Data lines:
>>>

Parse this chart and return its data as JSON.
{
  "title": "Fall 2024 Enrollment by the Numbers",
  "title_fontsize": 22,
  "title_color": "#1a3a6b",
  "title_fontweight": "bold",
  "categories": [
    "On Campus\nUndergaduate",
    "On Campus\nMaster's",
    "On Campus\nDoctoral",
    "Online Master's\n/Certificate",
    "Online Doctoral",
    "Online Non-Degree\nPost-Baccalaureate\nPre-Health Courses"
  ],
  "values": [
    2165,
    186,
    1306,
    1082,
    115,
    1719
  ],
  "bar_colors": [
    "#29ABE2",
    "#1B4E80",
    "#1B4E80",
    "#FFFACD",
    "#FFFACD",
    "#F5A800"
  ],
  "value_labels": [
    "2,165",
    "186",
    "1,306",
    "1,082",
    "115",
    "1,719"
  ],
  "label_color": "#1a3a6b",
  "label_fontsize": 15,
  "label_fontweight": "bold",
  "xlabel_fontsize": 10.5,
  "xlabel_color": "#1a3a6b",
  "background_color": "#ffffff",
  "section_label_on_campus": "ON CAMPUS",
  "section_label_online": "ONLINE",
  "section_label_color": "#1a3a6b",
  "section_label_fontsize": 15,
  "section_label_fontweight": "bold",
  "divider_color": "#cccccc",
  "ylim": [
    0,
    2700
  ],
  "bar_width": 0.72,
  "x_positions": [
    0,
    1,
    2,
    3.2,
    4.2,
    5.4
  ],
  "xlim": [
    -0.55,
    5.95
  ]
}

<<<

Brief: Retype the records that precede this task, keeping them exactly the same.

Response to this task:
Parse this chart and return its data as JSON.
{
  "title": "Fall 2024 Enrollment by the Numbers",
  "title_fontsize": 22,
  "title_color": "#1a3a6b",
  "title_fontweight": "bold",
  "categories": [
    "On Campus\nUndergaduate",
    "On Campus\nMaster's",
    "On Campus\nDoctoral",
    "Online Master's\n/Certificate",
    "Online Doctoral",
    "Online Non-Degree\nPost-Baccalaureate\nPre-Health Courses"
  ],
  "values": [
    2165,
    186,
    1306,
    1082,
    115,
    1719
  ],
  "bar_colors": [
    "#29ABE2",
    "#1B4E80",
    "#1B4E80",
    "#FFFACD",
    "#FFFACD",
    "#F5A800"
  ],
  "value_labels": [
    "2,165",
    "186",
    "1,306",
    "1,082",
    "115",
    "1,719"
  ],
  "label_color": "#1a3a6b",
  "label_fontsize": 15,
  "label_fontweight": "bold",
  "xlabel_fontsize": 10.5,
  "xlabel_color": "#1a3a6b",
  "background_color": "#ffffff",
  "section_label_on_campus": "ON CAMPUS",
  "section_label_online": "ONLINE",
  "section_label_color": "#1a3a6b",
  "section_label_fontsize": 15,
  "section_label_fontweight": "bold",
  "divider_color": "#cccccc",
  "ylim": [
    0,
    2700
  ],
  "bar_width": 0.72,
  "x_positions": [
    0,
    1,
    2,
    3.2,
    4.2,
    5.4
  ],
  "xlim": [
    -0.55,
    5.95
  ]
}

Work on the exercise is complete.